[begin Data shown]
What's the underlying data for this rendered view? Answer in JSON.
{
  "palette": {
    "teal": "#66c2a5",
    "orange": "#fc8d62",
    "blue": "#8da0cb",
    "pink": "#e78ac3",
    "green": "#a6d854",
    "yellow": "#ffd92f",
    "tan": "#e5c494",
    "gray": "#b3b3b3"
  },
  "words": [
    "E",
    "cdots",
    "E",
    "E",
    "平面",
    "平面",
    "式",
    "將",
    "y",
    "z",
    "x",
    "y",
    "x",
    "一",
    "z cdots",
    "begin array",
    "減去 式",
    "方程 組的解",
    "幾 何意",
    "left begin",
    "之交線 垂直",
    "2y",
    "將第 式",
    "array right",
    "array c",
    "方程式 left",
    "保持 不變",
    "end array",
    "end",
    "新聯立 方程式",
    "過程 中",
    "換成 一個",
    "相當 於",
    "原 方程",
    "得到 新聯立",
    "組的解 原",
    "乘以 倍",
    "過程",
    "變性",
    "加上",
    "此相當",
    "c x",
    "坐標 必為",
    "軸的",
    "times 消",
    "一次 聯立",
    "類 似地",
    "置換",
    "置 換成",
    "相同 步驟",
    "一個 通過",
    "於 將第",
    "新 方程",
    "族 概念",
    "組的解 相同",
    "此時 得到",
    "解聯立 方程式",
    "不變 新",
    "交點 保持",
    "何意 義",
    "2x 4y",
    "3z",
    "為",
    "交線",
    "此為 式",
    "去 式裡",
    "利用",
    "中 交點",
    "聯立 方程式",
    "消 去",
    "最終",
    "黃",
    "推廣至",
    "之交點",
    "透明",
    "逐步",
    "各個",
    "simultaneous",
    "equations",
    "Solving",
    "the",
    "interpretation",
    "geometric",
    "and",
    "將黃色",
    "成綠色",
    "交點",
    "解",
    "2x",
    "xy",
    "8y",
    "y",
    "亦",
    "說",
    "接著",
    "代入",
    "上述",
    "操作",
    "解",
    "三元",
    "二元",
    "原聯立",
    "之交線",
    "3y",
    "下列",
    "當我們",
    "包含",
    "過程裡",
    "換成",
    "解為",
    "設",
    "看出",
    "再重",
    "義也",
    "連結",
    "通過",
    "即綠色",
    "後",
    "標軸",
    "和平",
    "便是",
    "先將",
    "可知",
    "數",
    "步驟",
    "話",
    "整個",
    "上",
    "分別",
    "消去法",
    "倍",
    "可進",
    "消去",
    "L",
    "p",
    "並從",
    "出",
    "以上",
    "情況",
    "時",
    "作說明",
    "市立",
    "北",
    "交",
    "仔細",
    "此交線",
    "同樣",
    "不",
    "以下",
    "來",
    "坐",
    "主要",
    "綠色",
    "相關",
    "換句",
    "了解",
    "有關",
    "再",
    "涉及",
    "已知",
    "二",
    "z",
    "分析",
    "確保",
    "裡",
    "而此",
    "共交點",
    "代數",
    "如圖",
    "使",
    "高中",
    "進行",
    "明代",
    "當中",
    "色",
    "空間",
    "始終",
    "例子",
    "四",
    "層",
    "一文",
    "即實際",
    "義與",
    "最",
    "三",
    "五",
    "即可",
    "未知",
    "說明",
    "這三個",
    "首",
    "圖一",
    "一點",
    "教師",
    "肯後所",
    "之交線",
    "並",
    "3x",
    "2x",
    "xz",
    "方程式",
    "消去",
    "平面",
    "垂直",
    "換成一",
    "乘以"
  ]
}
[end Data shown]
▸ Exercise brief
Here, the records must be output exactly and in full.

▸ Solution for this task
What's the underlying data for this rendered view? Answer in JSON.
{
  "palette": {
    "teal": "#66c2a5",
    "orange": "#fc8d62",
    "blue": "#8da0cb",
    "pink": "#e78ac3",
    "green": "#a6d854",
    "yellow": "#ffd92f",
    "tan": "#e5c494",
    "gray": "#b3b3b3"
  },
  "words": [
    "E",
    "cdots",
    "E",
    "E",
    "平面",
    "平面",
    "式",
    "將",
    "y",
    "z",
    "x",
    "y",
    "x",
    "一",
    "z cdots",
    "begin array",
    "減去 式",
    "方程 組的解",
    "幾 何意",
    "left begin",
    "之交線 垂直",
    "2y",
    "將第 式",
    "array right",
    "array c",
    "方程式 left",
    "保持 不變",
    "end array",
    "end",
    "新聯立 方程式",
    "過程 中",
    "換成 一個",
    "相當 於",
    "原 方程",
    "得到 新聯立",
    "組的解 原",
    "乘以 倍",
    "過程",
    "變性",
    "加上",
    "此相當",
    "c x",
    "坐標 必為",
    "軸的",
    "times 消",
    "一次 聯立",
    "類 似地",
    "置換",
    "置 換成",
    "相同 步驟",
    "一個 通過",
    "於 將第",
    "新 方程",
    "族 概念",
    "組的解 相同",
    "此時 得到",
    "解聯立 方程式",
    "不變 新",
    "交點 保持",
    "何意 義",
    "2x 4y",
    "3z",
    "為",
    "交線",
    "此為 式",
    "去 式裡",
    "利用",
    "中 交點",
    "聯立 方程式",
    "消 去",
    "最終",
    "黃",
    "推廣至",
    "之交點",
    "透明",
    "逐步",
    "各個",
    "simultaneous",
    "equations",
    "Solving",
    "the",
    "interpretation",
    "geometric",
    "and",
    "將黃色",
    "成綠色",
    "交點",
    "解",
    "2x",
    "xy",
    "8y",
    "y",
    "亦",
    "說",
    "接著",
    "代入",
    "上述",
    "操作",
    "解",
    "三元",
    "二元",
    "原聯立",
    "之交線",
    "3y",
    "下列",
    "當我們",
    "包含",
    "過程裡",
    "換成",
    "解為",
    "設",
    "看出",
    "再重",
    "義也",
    "連結",
    "通過",
    "即綠色",
    "後",
    "標軸",
    "和平",
    "便是",
    "先將",
    "可知",
    "數",
    "步驟",
    "話",
    "整個",
    "上",
    "分別",
    "消去法",
    "倍",
    "可進",
    "消去",
    "L",
    "p",
    "並從",
    "出",
    "以上",
    "情況",
    "時",
    "作說明",
    "市立",
    "北",
    "交",
    "仔細",
    "此交線",
    "同樣",
    "不",
    "以下",
    "來",
    "坐",
    "主要",
    "綠色",
    "相關",
    "換句",
    "了解",
    "有關",
    "再",
    "涉及",
    "已知",
    "二",
    "z",
    "分析",
    "確保",
    "裡",
    "而此",
    "共交點",
    "代數",
    "如圖",
    "使",
    "高中",
    "進行",
    "明代",
    "當中",
    "色",
    "空間",
    "始終",
    "例子",
    "四",
    "層",
    "一文",
    "即實際",
    "義與",
    "最",
    "三",
    "五",
    "即可",
    "未知",
    "說明",
    "這三個",
    "首",
    "圖一",
    "一點",
    "教師",
    "肯後所",
    "之交線",
    "並",
    "3x",
    "2x",
    "xz",
    "方程式",
    "消去",
    "平面",
    "垂直",
    "換成一",
    "乘以"
  ]
}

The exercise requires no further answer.